Please note that this is our initial review of this product. You should also take a look at our follow-up review, in which we re-tested this stain on a different deck material in a different location.
We’d also love to hear your reviews of Benjamin Moore Arborcoat deck stains. Please post your rating below if you’ve used this product, and if you have any pictures of your experience with Arborcoat stain, add them in the comment area with a description.
Detailed Review of Benjamin Moore Arborcoat Stain
All factors have been rated on a 10-point scale.
Appearance After Initial Stain Application: 4
After it dried, the Arborcoat stain gave a “plastic,” unnatural look to the wood. The finished result was a film-forming stain, similar to a varnish. These stain types are definitely prone to peeling in cold-weather states, such as the location of our test deck in Michigan.
Some Arborcoat users have noted that they had better results when applying this stain to a dry 12% non-PT wood deck. While the majority of comments and user experiences have been negative, the application is definitely a factor in the results.
Preventing UV Graying at the 1-Year Mark: 9
We only tested this Benjamin Moore deck stain for 1 year, but it did very well with preventing UV graying. The nanotechnology seemed to fully halt the graying effect. We noticed no color change after 1 year.
Wear/Tear and Peeling: 1
We applied this stain in the summer, and we got a call from the homeowner the following spring to look at the deck. On inspection, we were extremely disappointed. The Arborcoat had peeled significantly on the brand-new pine deck. Patches of the finish had peeled off the wood in strips. You could peel back large sections of stain with your fingers. The product did not seem to have penetrated into the wood at all.

★ ★ ★

To be done:
(A) Reproduce the part of the Arborcoat stain review that opens with the words containing "Please note that" and closes with "deck in Michigan.".
(B) According to the Arborcoat stain review, in which state was the test deck located?
(C) Condense the paragraph of the Arborcoat stain review beginning "We applied this stain in the summer" into a short bulleted list that keeps its main facts.

(Layout coordinate data)
★ ★ ★

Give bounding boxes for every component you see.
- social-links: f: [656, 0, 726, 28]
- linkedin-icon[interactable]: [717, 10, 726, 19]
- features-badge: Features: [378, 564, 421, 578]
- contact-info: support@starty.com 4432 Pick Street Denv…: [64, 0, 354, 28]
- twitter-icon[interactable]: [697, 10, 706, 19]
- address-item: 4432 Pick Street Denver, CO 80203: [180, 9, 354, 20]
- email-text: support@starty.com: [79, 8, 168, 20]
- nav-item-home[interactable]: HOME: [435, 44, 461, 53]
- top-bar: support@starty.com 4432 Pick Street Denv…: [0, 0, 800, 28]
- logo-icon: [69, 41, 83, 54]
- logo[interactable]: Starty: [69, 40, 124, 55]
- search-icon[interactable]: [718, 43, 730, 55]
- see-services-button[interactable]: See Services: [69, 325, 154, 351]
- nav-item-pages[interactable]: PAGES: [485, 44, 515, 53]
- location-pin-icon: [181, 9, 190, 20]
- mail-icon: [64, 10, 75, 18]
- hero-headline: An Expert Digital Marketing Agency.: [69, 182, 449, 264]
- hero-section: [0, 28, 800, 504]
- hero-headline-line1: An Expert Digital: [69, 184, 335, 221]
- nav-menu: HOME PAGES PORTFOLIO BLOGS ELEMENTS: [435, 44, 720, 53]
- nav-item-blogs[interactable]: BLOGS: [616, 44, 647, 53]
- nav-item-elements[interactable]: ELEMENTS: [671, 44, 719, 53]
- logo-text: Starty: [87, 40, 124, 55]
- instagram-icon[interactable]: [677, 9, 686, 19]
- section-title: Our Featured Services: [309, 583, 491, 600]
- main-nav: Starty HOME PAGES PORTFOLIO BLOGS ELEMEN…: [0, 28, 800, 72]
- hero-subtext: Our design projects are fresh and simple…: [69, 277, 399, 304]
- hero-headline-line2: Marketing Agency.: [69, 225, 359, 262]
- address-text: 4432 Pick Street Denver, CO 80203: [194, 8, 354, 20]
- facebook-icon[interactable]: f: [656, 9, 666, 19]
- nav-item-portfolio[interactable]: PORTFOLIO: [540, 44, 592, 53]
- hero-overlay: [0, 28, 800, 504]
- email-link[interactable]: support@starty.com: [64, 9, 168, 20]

★ ★ ★

Responses for each task:
(A)
Please note that this is our initial review of this product. You should also take a look at our follow-up review, in which we re-tested this stain on a different deck material in a different location.
We’d also love to hear your reviews of Benjamin Moore Arborcoat deck stains. Please post your rating below if you’ve used this product, and if you have any pictures of your experience with Arborcoat stain, add them in the comment area with a description.
Detailed Review of Benjamin Moore Arborcoat Stain
All factors have been rated on a 10-point scale.
Appearance After Initial Stain Application: 4
After it dried, the Arborcoat stain gave a “plastic,” unnatural look to the wood. The finished result was a film-forming stain, similar to a varnish. These stain types are definitely prone to peeling in cold-weather states, such as the location of our test deck in Michigan.

(B) Michigan.

(C)
- The stain was applied in the summer, and the homeowner called the following spring to have the deck inspected.
- The inspection was extremely disappointing: the Arborcoat had peeled significantly on the brand-new pine deck.
- Patches of the finish had come off in strips, and large sections could be peeled back by hand.
- The product did not appear to have penetrated the wood at all.